**EXERCISE INSTRUCTIONS:** Rewrite everything from the start of the items down through the line containing "svg-text:12.5%: 12.5% — [82, 167, 165, 197]" as a two-column CSV with the headers instruction and response. Give one row per item, put each field in quotes, replace line breaks with spaces, and leave out the pictures.

**EXTRACTED INFORMATION:**
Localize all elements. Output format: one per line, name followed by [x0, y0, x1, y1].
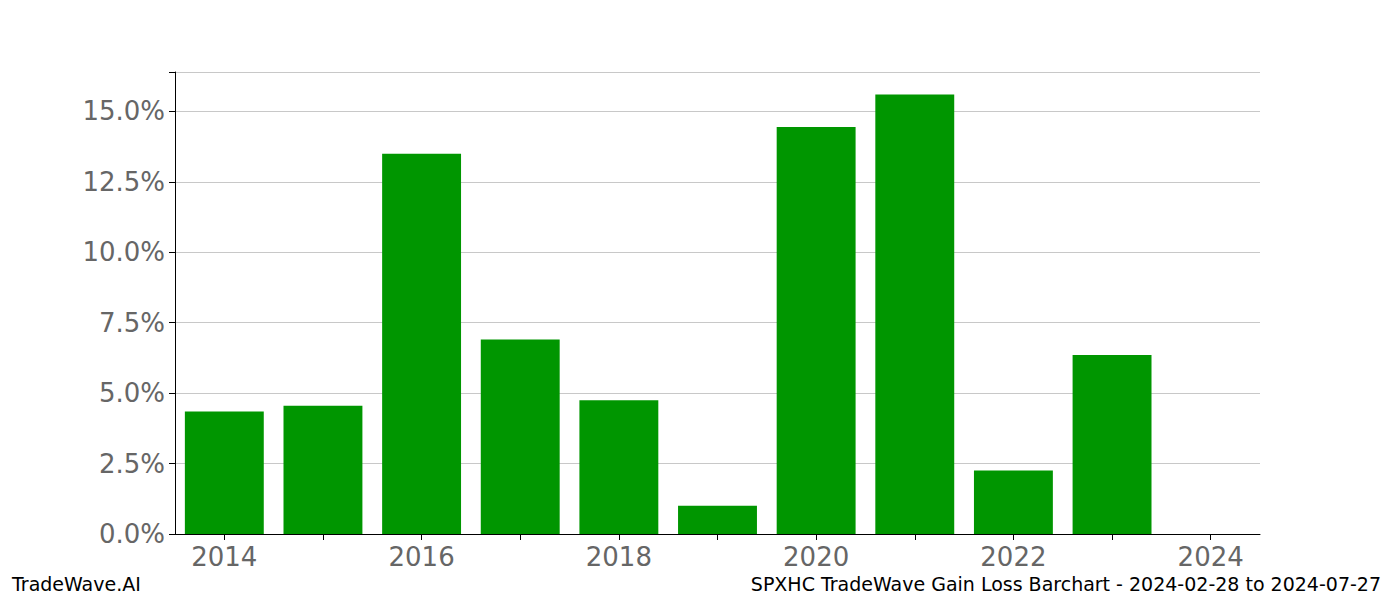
svg-text:2020: 2020 — [783, 542, 849, 572]
svg-text:2022: 2022 — [980, 542, 1046, 572]
svg-text:2016: 2016 — [389, 542, 455, 572]
svg-text:15.0%: 15.0% — [82, 96, 165, 126]
svg-text:10.0%: 10.0% — [82, 237, 165, 267]
svg-text:0.0%: 0.0% — [99, 519, 165, 549]
svg-text:2024: 2024 — [1178, 542, 1244, 572]
svg-text:SPXHC TradeWave Gain Loss Barc: SPXHC TradeWave Gain Loss Barchart - 202… — [751, 573, 1381, 595]
svg-text:12.5%: 12.5% — [82, 167, 165, 197]
svg-text:7.5%: 7.5% — [99, 308, 165, 338]
svg-text:TradeWave.AI: TradeWave.AI — [11, 573, 141, 595]
svg-text:2018: 2018 — [586, 542, 652, 572]
svg-text:5.0%: 5.0% — [99, 378, 165, 408]
svg-text:2.5%: 2.5% — [99, 449, 165, 479]
svg-text:2014: 2014 — [191, 542, 257, 572]
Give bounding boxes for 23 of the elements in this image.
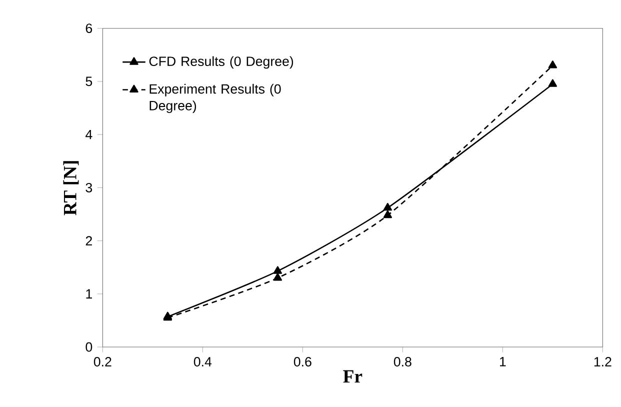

**RESPONSE TO THIS TASK:**
instruction,response
"Localize all elements. Output format: one per line, name followed by [x0, y0, x1, y1].","svg-text:2020: 2020 — [783, 542, 849, 572] svg-text:2022: 2022 — [980, 542, 1046, 572] svg-text:2016: 2016 — [389, 542, 455, 572] svg-text:15.0%: 15.0% — [82, 96, 165, 126] svg-text:10.0%: 10.0% — [82, 237, 165, 267] svg-text:0.0%: 0.0% — [99, 519, 165, 549] svg-text:2024: 2024 — [1178, 542, 1244, 572] svg-text:SPXHC TradeWave Gain Loss Barc: SPXHC TradeWave Gain Loss Barchart - 202… — [751, 573, 1381, 595] svg-text:12.5%: 12.5% — [82, 167, 165, 197]"